§ YOUR OBJECTIVE: Collect every line in the records below that contains the word "xlabel".

(Stored items from a collection)
+ + + +

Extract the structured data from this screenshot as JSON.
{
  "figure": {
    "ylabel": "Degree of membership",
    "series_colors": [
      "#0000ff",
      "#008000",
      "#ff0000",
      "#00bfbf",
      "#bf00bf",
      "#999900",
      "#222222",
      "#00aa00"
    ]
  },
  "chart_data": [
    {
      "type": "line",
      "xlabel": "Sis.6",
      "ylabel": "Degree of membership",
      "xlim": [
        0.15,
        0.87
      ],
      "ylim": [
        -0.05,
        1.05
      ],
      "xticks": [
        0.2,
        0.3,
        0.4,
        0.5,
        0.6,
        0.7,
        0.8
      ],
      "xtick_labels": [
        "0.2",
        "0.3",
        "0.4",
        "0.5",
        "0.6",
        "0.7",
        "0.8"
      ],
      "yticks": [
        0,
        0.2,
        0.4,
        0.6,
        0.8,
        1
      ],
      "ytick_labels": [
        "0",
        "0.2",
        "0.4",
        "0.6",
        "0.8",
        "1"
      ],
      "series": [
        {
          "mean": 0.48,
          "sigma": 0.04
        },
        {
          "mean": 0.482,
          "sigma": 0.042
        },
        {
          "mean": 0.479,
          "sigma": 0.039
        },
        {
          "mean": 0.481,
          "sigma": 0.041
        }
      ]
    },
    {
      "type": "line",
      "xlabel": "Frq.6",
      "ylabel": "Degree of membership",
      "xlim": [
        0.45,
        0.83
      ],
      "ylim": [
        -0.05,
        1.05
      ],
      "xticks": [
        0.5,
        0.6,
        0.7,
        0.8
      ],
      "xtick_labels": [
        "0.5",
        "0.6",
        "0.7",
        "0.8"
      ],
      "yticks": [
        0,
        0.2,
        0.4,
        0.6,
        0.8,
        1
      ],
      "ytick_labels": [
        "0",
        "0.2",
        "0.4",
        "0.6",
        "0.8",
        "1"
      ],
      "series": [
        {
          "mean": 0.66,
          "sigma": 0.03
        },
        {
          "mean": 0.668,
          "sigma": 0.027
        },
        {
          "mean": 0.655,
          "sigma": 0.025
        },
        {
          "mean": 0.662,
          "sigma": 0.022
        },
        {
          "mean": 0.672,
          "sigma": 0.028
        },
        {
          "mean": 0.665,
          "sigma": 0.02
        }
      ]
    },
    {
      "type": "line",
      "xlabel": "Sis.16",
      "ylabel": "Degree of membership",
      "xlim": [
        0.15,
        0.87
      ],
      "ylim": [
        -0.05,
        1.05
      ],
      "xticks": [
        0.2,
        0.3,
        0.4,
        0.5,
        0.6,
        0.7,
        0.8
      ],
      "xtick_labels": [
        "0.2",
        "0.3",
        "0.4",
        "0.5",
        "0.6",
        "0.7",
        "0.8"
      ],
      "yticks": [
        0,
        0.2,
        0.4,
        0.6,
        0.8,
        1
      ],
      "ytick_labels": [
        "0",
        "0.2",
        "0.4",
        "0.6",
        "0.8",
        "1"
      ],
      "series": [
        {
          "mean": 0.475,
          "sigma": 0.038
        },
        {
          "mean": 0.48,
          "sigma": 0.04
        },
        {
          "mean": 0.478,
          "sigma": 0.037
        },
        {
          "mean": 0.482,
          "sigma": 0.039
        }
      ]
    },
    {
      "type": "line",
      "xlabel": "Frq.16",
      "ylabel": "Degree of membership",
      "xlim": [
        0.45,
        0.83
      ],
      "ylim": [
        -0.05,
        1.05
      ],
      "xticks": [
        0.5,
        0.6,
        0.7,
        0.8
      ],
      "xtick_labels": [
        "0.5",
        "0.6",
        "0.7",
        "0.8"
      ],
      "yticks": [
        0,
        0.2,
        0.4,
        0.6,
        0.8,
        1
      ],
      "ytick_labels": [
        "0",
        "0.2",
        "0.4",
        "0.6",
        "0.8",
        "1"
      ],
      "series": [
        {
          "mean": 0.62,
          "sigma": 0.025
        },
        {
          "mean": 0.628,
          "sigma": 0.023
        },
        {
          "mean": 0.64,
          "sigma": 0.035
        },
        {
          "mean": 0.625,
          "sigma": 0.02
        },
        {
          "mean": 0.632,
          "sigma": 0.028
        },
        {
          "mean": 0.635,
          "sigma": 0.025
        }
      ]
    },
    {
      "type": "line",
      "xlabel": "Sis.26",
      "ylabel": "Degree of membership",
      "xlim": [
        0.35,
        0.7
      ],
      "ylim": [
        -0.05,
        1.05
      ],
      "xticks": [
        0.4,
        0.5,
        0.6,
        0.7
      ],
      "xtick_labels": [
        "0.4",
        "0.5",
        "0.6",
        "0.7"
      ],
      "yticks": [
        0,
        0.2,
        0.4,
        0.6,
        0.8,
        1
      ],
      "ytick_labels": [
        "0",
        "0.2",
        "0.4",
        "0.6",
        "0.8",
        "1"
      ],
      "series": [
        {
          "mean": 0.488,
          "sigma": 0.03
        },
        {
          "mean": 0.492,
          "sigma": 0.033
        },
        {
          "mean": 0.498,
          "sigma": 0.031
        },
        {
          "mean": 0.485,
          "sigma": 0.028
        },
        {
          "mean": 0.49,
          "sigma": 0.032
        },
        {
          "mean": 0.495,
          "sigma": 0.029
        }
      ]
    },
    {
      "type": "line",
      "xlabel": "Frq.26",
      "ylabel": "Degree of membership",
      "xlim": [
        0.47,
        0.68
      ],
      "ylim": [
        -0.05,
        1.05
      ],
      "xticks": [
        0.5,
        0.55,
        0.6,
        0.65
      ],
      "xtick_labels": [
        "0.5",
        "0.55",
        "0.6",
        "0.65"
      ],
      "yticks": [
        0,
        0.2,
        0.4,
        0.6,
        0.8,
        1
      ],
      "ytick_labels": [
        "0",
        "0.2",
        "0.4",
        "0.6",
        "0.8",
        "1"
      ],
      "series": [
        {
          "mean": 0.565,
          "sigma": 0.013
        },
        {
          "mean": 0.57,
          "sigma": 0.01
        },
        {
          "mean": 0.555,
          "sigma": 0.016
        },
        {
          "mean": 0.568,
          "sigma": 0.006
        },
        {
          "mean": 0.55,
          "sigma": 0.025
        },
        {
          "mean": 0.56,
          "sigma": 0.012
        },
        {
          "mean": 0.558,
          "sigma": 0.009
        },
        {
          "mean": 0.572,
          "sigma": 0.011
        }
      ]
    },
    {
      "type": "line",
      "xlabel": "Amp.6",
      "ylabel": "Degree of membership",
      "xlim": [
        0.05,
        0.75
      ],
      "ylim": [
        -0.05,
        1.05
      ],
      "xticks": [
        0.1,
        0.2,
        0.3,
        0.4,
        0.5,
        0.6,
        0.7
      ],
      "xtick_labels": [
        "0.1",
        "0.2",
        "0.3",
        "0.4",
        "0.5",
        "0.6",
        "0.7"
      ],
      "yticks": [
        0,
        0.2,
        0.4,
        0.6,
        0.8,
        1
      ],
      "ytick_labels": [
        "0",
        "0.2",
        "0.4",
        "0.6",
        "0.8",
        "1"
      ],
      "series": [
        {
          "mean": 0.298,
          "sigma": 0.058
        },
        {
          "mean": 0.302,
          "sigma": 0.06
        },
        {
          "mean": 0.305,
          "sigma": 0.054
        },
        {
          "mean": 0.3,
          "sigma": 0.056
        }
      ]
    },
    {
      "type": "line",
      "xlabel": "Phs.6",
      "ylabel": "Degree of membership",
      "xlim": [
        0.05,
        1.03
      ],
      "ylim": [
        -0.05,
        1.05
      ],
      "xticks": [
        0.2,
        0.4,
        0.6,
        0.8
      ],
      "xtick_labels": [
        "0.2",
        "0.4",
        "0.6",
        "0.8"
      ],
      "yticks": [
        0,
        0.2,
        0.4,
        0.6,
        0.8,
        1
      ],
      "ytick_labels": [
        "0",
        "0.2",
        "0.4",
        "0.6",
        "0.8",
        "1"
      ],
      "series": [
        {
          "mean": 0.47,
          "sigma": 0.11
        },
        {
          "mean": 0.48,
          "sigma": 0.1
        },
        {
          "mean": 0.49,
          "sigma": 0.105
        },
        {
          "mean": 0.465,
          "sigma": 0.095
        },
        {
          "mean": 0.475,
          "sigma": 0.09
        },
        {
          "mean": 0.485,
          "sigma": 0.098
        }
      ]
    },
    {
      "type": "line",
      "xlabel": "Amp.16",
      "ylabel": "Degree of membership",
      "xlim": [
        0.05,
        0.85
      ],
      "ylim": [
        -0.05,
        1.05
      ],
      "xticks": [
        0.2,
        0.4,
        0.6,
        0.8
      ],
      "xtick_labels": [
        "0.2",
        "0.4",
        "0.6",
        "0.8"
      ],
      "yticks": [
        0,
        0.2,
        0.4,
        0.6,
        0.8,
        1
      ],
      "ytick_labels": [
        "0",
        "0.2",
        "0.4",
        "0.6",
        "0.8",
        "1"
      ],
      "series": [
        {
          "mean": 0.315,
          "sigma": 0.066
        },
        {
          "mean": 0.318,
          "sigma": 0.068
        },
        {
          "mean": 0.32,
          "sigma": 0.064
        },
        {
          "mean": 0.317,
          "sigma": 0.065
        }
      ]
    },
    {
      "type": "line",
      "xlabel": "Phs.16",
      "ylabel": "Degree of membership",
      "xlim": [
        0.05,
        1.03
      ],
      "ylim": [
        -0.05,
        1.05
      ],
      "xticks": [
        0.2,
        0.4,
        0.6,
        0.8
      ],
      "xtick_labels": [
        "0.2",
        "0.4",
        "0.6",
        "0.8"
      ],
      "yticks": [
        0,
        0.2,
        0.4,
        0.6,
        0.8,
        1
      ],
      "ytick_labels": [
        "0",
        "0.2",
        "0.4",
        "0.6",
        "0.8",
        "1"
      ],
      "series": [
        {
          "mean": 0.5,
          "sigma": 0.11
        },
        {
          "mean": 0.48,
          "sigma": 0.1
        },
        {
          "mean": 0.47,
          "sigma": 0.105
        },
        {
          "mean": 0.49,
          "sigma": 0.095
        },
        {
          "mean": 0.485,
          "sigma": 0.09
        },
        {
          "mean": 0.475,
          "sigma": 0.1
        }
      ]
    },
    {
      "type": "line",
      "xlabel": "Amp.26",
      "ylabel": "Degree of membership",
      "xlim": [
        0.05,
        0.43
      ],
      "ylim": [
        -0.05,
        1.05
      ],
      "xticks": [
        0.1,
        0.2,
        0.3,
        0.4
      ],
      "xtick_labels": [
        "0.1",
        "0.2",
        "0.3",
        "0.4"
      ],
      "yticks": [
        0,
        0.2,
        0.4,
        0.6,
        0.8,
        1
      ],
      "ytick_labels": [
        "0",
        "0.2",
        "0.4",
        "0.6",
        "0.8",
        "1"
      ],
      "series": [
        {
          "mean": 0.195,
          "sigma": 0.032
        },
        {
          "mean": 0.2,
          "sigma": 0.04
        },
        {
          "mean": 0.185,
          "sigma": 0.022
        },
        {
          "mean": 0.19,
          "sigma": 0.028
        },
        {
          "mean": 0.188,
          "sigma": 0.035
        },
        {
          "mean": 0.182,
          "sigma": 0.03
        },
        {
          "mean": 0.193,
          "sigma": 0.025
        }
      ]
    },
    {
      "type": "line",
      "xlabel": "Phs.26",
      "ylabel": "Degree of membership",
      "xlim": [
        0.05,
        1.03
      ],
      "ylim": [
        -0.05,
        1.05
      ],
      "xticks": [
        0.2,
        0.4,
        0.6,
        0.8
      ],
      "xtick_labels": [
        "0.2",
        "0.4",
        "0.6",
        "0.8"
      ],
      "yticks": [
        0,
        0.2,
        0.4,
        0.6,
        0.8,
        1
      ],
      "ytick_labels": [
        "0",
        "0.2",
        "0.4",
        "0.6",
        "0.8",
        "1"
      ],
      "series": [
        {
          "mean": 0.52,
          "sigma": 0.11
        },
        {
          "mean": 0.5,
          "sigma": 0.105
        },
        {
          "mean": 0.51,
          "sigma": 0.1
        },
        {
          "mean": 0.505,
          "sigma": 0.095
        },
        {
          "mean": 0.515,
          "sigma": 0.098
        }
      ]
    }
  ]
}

+ + + +

§ WORKED ANSWER:
      "xlabel": "Sis.6",
      "xlabel": "Frq.6",
      "xlabel": "Sis.16",
      "xlabel": "Frq.16",
      "xlabel": "Sis.26",
      "xlabel": "Frq.26",
      "xlabel": "Amp.6",
      "xlabel": "Phs.6",
      "xlabel": "Amp.16",
      "xlabel": "Phs.16",
      "xlabel": "Amp.26",
      "xlabel": "Phs.26",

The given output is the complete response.